Your task is to output all the records below, word for word.

**Material shown**
-.-.-
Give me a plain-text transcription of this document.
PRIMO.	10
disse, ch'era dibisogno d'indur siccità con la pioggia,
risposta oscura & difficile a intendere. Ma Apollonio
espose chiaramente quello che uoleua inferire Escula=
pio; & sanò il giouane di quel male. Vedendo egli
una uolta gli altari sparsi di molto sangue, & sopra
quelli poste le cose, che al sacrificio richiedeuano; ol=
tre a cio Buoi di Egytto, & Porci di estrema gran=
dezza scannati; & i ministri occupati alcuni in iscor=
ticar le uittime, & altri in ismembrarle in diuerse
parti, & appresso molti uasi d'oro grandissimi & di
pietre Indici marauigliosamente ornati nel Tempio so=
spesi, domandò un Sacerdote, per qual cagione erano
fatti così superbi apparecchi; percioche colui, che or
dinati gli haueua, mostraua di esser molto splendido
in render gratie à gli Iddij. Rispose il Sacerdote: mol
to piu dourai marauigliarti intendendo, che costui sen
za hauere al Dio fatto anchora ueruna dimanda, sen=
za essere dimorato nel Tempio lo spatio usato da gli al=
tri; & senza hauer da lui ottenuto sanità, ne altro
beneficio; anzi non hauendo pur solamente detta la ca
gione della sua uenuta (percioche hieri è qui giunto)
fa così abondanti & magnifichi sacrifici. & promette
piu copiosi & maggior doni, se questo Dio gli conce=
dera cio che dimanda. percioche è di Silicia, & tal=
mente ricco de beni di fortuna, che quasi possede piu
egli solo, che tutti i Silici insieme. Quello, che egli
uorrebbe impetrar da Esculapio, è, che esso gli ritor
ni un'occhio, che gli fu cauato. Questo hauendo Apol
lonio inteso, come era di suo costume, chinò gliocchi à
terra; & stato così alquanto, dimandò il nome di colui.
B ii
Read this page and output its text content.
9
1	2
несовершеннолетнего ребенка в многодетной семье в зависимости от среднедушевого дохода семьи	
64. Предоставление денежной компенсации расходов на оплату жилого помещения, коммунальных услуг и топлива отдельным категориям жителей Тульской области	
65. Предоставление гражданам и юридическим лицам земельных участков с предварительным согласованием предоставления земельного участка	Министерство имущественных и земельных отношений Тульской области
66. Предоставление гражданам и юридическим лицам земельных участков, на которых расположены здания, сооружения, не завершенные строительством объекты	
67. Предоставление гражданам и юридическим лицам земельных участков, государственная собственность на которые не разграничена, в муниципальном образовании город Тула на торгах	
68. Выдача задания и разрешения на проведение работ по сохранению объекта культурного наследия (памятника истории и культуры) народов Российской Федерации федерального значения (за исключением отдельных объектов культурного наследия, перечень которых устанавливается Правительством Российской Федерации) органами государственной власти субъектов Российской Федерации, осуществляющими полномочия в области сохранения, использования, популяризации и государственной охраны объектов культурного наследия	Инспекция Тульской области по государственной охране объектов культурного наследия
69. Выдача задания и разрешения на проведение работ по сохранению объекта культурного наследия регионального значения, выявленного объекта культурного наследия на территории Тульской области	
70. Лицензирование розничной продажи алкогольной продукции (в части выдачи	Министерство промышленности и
-.-.-
**Exercise output**
Give me a plain-text transcription of this document.
PRIMO.	10
disse, ch'era dibisogno d'indur siccità con la pioggia,
risposta oscura & difficile a intendere. Ma Apollonio
espose chiaramente quello che uoleua inferire Escula=
pio; & sanò il giouane di quel male. Vedendo egli
una uolta gli altari sparsi di molto sangue, & sopra
quelli poste le cose, che al sacrificio richiedeuano; ol=
tre a cio Buoi di Egytto, & Porci di estrema gran=
dezza scannati; & i ministri occupati alcuni in iscor=
ticar le uittime, & altri in ismembrarle in diuerse
parti, & appresso molti uasi d'oro grandissimi & di
pietre Indici marauigliosamente ornati nel Tempio so=
spesi, domandò un Sacerdote, per qual cagione erano
fatti così superbi apparecchi; percioche colui, che or
dinati gli haueua, mostraua di esser molto splendido
in render gratie à gli Iddij. Rispose il Sacerdote: mol
to piu dourai marauigliarti intendendo, che costui sen
za hauere al Dio fatto anchora ueruna dimanda, sen=
za essere dimorato nel Tempio lo spatio usato da gli al=
tri; & senza hauer da lui ottenuto sanità, ne altro
beneficio; anzi non hauendo pur solamente detta la ca
gione della sua uenuta (percioche hieri è qui giunto)
fa così abondanti & magnifichi sacrifici. & promette
piu copiosi & maggior doni, se questo Dio gli conce=
dera cio che dimanda. percioche è di Silicia, & tal=
mente ricco de beni di fortuna, che quasi possede piu
egli solo, che tutti i Silici insieme. Quello, che egli
uorrebbe impetrar da Esculapio, è, che esso gli ritor
ni un'occhio, che gli fu cauato. Questo hauendo Apol
lonio inteso, come era di suo costume, chinò gliocchi à
terra; & stato così alquanto, dimandò il nome di colui.
B ii
Read this page and output its text content.
9
1	2
несовершеннолетнего ребенка в многодетной семье в зависимости от среднедушевого дохода семьи	
64. Предоставление денежной компенсации расходов на оплату жилого помещения, коммунальных услуг и топлива отдельным категориям жителей Тульской области	
65. Предоставление гражданам и юридическим лицам земельных участков с предварительным согласованием предоставления земельного участка	Министерство имущественных и земельных отношений Тульской области
66. Предоставление гражданам и юридическим лицам земельных участков, на которых расположены здания, сооружения, не завершенные строительством объекты	
67. Предоставление гражданам и юридическим лицам земельных участков, государственная собственность на которые не разграничена, в муниципальном образовании город Тула на торгах	
68. Выдача задания и разрешения на проведение работ по сохранению объекта культурного наследия (памятника истории и культуры) народов Российской Федерации федерального значения (за исключением отдельных объектов культурного наследия, перечень которых устанавливается Правительством Российской Федерации) органами государственной власти субъектов Российской Федерации, осуществляющими полномочия в области сохранения, использования, популяризации и государственной охраны объектов культурного наследия	Инспекция Тульской области по государственной охране объектов культурного наследия
69. Выдача задания и разрешения на проведение работ по сохранению объекта культурного наследия регионального значения, выявленного объекта культурного наследия на территории Тульской области	
70. Лицензирование розничной продажи алкогольной продукции (в части выдачи	Министерство промышленности и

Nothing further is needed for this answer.